WRITTEN EXERCISE:
From the entries that follow, gather each line holding the word "screenshot".

Saved entries:

────

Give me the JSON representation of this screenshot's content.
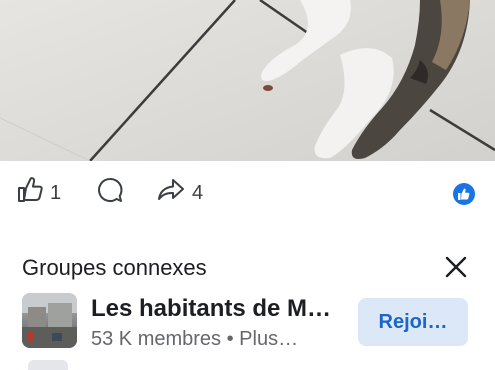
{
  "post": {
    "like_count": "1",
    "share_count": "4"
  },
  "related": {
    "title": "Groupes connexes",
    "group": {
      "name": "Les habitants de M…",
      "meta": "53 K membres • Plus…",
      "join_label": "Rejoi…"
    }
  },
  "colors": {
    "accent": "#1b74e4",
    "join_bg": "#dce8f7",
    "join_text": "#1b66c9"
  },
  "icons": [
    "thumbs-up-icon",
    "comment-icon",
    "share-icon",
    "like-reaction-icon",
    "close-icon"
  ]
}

────

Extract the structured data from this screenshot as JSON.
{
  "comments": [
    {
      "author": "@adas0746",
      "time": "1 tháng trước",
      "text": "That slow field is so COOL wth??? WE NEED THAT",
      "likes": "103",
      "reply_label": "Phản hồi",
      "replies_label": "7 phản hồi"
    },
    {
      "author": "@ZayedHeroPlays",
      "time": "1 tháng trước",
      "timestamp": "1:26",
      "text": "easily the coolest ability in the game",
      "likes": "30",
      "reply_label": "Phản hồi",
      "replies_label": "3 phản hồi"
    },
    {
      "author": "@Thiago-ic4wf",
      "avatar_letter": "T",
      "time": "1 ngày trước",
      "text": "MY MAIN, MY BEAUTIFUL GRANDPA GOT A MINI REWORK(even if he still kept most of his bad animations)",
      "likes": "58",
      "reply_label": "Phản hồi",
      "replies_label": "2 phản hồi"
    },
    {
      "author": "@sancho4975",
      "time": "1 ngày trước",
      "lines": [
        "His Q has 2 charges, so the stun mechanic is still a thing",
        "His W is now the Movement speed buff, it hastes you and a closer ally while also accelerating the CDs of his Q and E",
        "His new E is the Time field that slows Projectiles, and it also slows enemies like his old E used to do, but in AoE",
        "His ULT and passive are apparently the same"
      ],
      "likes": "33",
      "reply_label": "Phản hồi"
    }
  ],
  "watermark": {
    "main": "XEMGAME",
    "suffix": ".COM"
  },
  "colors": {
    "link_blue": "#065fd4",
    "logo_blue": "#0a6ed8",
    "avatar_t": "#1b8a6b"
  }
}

────

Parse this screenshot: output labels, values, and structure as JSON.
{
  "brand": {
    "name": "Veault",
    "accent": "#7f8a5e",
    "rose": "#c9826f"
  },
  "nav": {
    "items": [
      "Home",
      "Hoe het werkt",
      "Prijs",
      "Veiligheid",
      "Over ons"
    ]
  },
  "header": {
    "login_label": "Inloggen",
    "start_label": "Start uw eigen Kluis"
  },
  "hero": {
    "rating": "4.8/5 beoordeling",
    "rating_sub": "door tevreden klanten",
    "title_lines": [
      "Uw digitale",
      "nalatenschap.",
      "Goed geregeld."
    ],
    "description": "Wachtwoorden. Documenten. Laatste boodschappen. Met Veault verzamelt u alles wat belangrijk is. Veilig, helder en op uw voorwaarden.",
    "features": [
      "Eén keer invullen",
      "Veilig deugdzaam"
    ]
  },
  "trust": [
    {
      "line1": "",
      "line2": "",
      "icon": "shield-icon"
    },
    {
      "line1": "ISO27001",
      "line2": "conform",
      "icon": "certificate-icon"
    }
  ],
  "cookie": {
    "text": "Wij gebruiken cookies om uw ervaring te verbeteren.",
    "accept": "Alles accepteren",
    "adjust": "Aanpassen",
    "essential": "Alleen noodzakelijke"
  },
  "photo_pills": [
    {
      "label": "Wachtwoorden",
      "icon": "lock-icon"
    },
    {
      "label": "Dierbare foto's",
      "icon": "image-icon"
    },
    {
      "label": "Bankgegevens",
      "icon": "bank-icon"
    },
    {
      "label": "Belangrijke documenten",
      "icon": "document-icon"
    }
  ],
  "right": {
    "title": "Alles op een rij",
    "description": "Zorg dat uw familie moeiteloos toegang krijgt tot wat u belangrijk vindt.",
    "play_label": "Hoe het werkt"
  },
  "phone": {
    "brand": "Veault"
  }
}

────

SOLUTION FOR THIS PROBLEM:
Give me the JSON representation of this screenshot's content.
Extract the structured data from this screenshot as JSON.
Parse this screenshot: output labels, values, and structure as JSON.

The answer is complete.